En cause d'appel, aucune des parties ne conteste la qualification de clause pénale de cette stipulation justement retenue par le tribunal dès lors qu'outre son caractère comminatoire elle évalue forfaitairement et par avance l'indemnité due en cas d'inexécution de l'obligation contractée.

Mais, tandis que les sociétés intimées poursuivent la confirmation du jugement au montant retenu - observant que la minoration opérée, qu'elles évaluent à 74,36% du montant de la clause convenue, est 'd'ores et déjà considérable' - la SCI et son liquidateur, à qui il appartient de rapporter la preuve du caractère manifestement excessif de la sanction au regard du préjudice subi par leurs adversaires, en poursuivent la minoration à la somme de un euro.

Citant diverses jurisprudences de cours d'appel et se prévalant de leur bonne foi, les appelantes approuvent le tribunal en ce qu'il a jugé que, sans légitimité, 'par leur attitude, les crédit-bailleresses ont occasionné une perte de chance d'atténuer leur propre préjudice, qui pénalise d'autant le crédit-preneur par ricochet' et, par ailleurs, en ce qu'il a tenu compte des échéances du contrat de crédit-bail par elle versées durant plus de huit années.

Eu égard, estiment-elles, aux données factuelles prises en considération par les premiers juges mais aussi aux éléments nouveaux apparus en cause d'appel, elles affirment que les crédit-bailleresses n'ont subi aucun préjudice.

Elles tirent tout particulièrement argument du prix de revente de l'immeuble en septembre 2022, pour une somme de 4.200.000 euros, que les sociétés intimées ont perçue grâce aux efforts considérables gracieusement déployés par le gérant de la SCI du [Adresse 8] qui avait reçu un mandat simple de négociation en décembre 2021 (avant que, de mauvaise foi, celui-ci ne lui soit dénié) ou aux frais de conservation de l'immeuble que la SCI a exclusivement engagés durant la période d'observation (frais de surveillance, de gardiennage, d'entretien des lieux, de location de bennes pour les sécuriser, tous attestés par des factures).

Elles en concluent qu'est justifiée leur demande de minoration de cette clause pénale à un euro sur le fondement de l'article 1231-5 (ancien article 1152) du code civil.

» LIGNES DE DONNÉES
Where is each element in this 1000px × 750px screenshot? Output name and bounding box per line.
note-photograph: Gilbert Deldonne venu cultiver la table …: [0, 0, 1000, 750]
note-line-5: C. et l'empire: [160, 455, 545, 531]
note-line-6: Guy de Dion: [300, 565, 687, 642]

» CONSIGNE A
Reformulez sous forme de liste le paragraphe du texte source qui commence par « Elles tirent tout particulièrement argument », en gardant ses faits essentiels.
» CONSIGNE B
Rédigez la suite du texte source sur la clause pénale, en partant de sa dernière phrase.

» CORRIGÉ A
- Les appelantes s'appuient surtout sur la revente de l'immeuble en septembre 2022 pour 4.200.000 euros, somme perçue par les sociétés intimées.
- Selon elles, cette vente est due aux efforts considérables et gratuits du gérant de la SCI du [Adresse 8]. Il avait reçu un mandat simple de négociation en décembre 2021, que les appelantes disent lui avoir ensuite été dénié de mauvaise foi.
- Elles invoquent aussi les frais de conservation de l'immeuble, supportés par la seule SCI pendant la période d'observation : surveillance, gardiennage, entretien des lieux et location de bennes pour les sécuriser. Tous ces frais sont attestés par des factures.

» CORRIGÉ B
Ceci étant rappelé, il est constant que pour apprécier le caractère manifestement excessif du montant de la clause pénale, le comportement de son débiteur est indifférent si bien qu'il n'y a pas lieu de prendre en considération la bonne foi de la SCI ou les diligences personnelles qu'elle a pu accomplir.

Il convient, en revanche, de rechercher s'il existe une disproportion manifeste entre l'importance du préjudice effectivement subi et le montant conventionnellement fixé.

En sollicitant la confirmation du jugement, les sociétés intimées admettent que cette clause pénale peut être modérée, ce qui requiert une appréciation de la proportionnalité, et elles ne peuvent être suivies lorsqu'elles invitent la cour à user de son pouvoir discrétionnaire, sans motivation, dès lors qu'il ne lui est pas demandé de faire application pure et simple de la convention en retenant la peine forfaitairement prévue.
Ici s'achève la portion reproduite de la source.